Task statement – All material below is to be reproduced exactly.
═══ Raw data ═══
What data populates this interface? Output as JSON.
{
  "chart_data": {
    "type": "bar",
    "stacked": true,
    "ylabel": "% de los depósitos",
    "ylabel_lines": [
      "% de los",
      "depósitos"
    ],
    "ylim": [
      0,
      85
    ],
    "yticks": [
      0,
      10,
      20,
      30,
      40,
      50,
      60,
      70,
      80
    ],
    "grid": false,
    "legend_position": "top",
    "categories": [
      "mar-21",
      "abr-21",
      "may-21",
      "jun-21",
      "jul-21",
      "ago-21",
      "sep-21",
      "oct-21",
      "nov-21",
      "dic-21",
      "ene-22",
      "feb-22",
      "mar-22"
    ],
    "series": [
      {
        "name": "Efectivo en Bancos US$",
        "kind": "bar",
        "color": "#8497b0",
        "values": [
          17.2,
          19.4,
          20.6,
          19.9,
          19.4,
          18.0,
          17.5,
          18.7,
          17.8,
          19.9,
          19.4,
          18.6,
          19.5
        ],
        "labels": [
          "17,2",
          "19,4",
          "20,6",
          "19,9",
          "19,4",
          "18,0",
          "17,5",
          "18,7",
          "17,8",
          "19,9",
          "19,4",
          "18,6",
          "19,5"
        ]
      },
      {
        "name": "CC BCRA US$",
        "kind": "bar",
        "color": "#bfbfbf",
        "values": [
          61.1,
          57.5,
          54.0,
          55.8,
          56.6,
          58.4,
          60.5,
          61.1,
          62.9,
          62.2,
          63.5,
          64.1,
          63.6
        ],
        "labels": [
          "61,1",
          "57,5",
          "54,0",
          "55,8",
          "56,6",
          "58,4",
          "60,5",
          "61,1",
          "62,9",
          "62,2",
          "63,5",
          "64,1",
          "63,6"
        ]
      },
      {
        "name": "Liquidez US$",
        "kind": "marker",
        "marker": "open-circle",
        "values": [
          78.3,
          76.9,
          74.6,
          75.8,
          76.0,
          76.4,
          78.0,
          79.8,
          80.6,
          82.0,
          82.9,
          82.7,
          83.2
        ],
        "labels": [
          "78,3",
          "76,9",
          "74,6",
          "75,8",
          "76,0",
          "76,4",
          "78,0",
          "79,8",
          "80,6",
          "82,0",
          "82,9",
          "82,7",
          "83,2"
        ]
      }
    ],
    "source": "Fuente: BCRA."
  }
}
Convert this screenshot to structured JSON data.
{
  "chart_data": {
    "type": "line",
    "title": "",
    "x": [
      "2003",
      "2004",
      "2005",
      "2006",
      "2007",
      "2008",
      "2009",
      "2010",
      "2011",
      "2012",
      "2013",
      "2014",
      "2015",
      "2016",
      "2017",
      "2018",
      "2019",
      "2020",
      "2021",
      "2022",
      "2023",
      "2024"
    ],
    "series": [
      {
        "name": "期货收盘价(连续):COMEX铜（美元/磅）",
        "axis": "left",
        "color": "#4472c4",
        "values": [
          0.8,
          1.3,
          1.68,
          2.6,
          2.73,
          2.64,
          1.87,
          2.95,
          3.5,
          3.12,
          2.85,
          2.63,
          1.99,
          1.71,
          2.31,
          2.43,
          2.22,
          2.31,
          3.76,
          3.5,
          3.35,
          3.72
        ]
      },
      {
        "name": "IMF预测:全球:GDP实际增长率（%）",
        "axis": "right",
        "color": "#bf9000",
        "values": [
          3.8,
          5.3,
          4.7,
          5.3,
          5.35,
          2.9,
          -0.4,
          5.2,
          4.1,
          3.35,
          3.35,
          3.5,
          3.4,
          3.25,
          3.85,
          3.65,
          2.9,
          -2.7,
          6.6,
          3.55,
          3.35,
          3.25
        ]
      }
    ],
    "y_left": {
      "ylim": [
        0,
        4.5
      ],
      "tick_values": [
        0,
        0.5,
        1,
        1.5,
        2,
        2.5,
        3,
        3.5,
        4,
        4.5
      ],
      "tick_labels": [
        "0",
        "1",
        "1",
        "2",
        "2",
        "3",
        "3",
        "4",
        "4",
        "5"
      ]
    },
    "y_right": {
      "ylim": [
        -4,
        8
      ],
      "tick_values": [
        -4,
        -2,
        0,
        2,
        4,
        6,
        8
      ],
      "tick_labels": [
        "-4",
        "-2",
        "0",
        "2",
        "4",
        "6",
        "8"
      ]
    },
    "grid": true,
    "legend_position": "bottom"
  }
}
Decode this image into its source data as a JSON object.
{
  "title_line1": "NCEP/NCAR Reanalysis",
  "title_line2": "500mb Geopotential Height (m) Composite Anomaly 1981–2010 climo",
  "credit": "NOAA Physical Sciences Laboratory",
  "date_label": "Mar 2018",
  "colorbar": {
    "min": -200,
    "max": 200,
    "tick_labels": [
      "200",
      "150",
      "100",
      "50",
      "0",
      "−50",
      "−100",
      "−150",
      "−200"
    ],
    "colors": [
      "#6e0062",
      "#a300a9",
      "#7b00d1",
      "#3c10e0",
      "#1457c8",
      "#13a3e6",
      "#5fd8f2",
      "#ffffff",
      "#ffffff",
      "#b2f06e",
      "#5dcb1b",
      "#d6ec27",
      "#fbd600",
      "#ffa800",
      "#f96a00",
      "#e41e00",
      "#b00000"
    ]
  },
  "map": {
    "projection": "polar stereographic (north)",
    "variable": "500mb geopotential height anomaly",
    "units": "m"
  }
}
═══
Response to the exercise –
What data populates this interface? Output as JSON.
{
  "chart_data": {
    "type": "bar",
    "stacked": true,
    "ylabel": "% de los depósitos",
    "ylabel_lines": [
      "% de los",
      "depósitos"
    ],
    "ylim": [
      0,
      85
    ],
    "yticks": [
      0,
      10,
      20,
      30,
      40,
      50,
      60,
      70,
      80
    ],
    "grid": false,
    "legend_position": "top",
    "categories": [
      "mar-21",
      "abr-21",
      "may-21",
      "jun-21",
      "jul-21",
      "ago-21",
      "sep-21",
      "oct-21",
      "nov-21",
      "dic-21",
      "ene-22",
      "feb-22",
      "mar-22"
    ],
    "series": [
      {
        "name": "Efectivo en Bancos US$",
        "kind": "bar",
        "color": "#8497b0",
        "values": [
          17.2,
          19.4,
          20.6,
          19.9,
          19.4,
          18.0,
          17.5,
          18.7,
          17.8,
          19.9,
          19.4,
          18.6,
          19.5
        ],
        "labels": [
          "17,2",
          "19,4",
          "20,6",
          "19,9",
          "19,4",
          "18,0",
          "17,5",
          "18,7",
          "17,8",
          "19,9",
          "19,4",
          "18,6",
          "19,5"
        ]
      },
      {
        "name": "CC BCRA US$",
        "kind": "bar",
        "color": "#bfbfbf",
        "values": [
          61.1,
          57.5,
          54.0,
          55.8,
          56.6,
          58.4,
          60.5,
          61.1,
          62.9,
          62.2,
          63.5,
          64.1,
          63.6
        ],
        "labels": [
          "61,1",
          "57,5",
          "54,0",
          "55,8",
          "56,6",
          "58,4",
          "60,5",
          "61,1",
          "62,9",
          "62,2",
          "63,5",
          "64,1",
          "63,6"
        ]
      },
      {
        "name": "Liquidez US$",
        "kind": "marker",
        "marker": "open-circle",
        "values": [
          78.3,
          76.9,
          74.6,
          75.8,
          76.0,
          76.4,
          78.0,
          79.8,
          80.6,
          82.0,
          82.9,
          82.7,
          83.2
        ],
        "labels": [
          "78,3",
          "76,9",
          "74,6",
          "75,8",
          "76,0",
          "76,4",
          "78,0",
          "79,8",
          "80,6",
          "82,0",
          "82,9",
          "82,7",
          "83,2"
        ]
      }
    ],
    "source": "Fuente: BCRA."
  }
}
Convert this screenshot to structured JSON data.
{
  "chart_data": {
    "type": "line",
    "title": "",
    "x": [
      "2003",
      "2004",
      "2005",
      "2006",
      "2007",
      "2008",
      "2009",
      "2010",
      "2011",
      "2012",
      "2013",
      "2014",
      "2015",
      "2016",
      "2017",
      "2018",
      "2019",
      "2020",
      "2021",
      "2022",
      "2023",
      "2024"
    ],
    "series": [
      {
        "name": "期货收盘价(连续):COMEX铜（美元/磅）",
        "axis": "left",
        "color": "#4472c4",
        "values": [
          0.8,
          1.3,
          1.68,
          2.6,
          2.73,
          2.64,
          1.87,
          2.95,
          3.5,
          3.12,
          2.85,
          2.63,
          1.99,
          1.71,
          2.31,
          2.43,
          2.22,
          2.31,
          3.76,
          3.5,
          3.35,
          3.72
        ]
      },
      {
        "name": "IMF预测:全球:GDP实际增长率（%）",
        "axis": "right",
        "color": "#bf9000",
        "values": [
          3.8,
          5.3,
          4.7,
          5.3,
          5.35,
          2.9,
          -0.4,
          5.2,
          4.1,
          3.35,
          3.35,
          3.5,
          3.4,
          3.25,
          3.85,
          3.65,
          2.9,
          -2.7,
          6.6,
          3.55,
          3.35,
          3.25
        ]
      }
    ],
    "y_left": {
      "ylim": [
        0,
        4.5
      ],
      "tick_values": [
        0,
        0.5,
        1,
        1.5,
        2,
        2.5,
        3,
        3.5,
        4,
        4.5
      ],
      "tick_labels": [
        "0",
        "1",
        "1",
        "2",
        "2",
        "3",
        "3",
        "4",
        "4",
        "5"
      ]
    },
    "y_right": {
      "ylim": [
        -4,
        8
      ],
      "tick_values": [
        -4,
        -2,
        0,
        2,
        4,
        6,
        8
      ],
      "tick_labels": [
        "-4",
        "-2",
        "0",
        "2",
        "4",
        "6",
        "8"
      ]
    },
    "grid": true,
    "legend_position": "bottom"
  }
}
Decode this image into its source data as a JSON object.
{
  "title_line1": "NCEP/NCAR Reanalysis",
  "title_line2": "500mb Geopotential Height (m) Composite Anomaly 1981–2010 climo",
  "credit": "NOAA Physical Sciences Laboratory",
  "date_label": "Mar 2018",
  "colorbar": {
    "min": -200,
    "max": 200,
    "tick_labels": [
      "200",
      "150",
      "100",
      "50",
      "0",
      "−50",
      "−100",
      "−150",
      "−200"
    ],
    "colors": [
      "#6e0062",
      "#a300a9",
      "#7b00d1",
      "#3c10e0",
      "#1457c8",
      "#13a3e6",
      "#5fd8f2",
      "#ffffff",
      "#ffffff",
      "#b2f06e",
      "#5dcb1b",
      "#d6ec27",
      "#fbd600",
      "#ffa800",
      "#f96a00",
      "#e41e00",
      "#b00000"
    ]
  },
  "map": {
    "projection": "polar stereographic (north)",
    "variable": "500mb geopotential height anomaly",
    "units": "m"
  }
}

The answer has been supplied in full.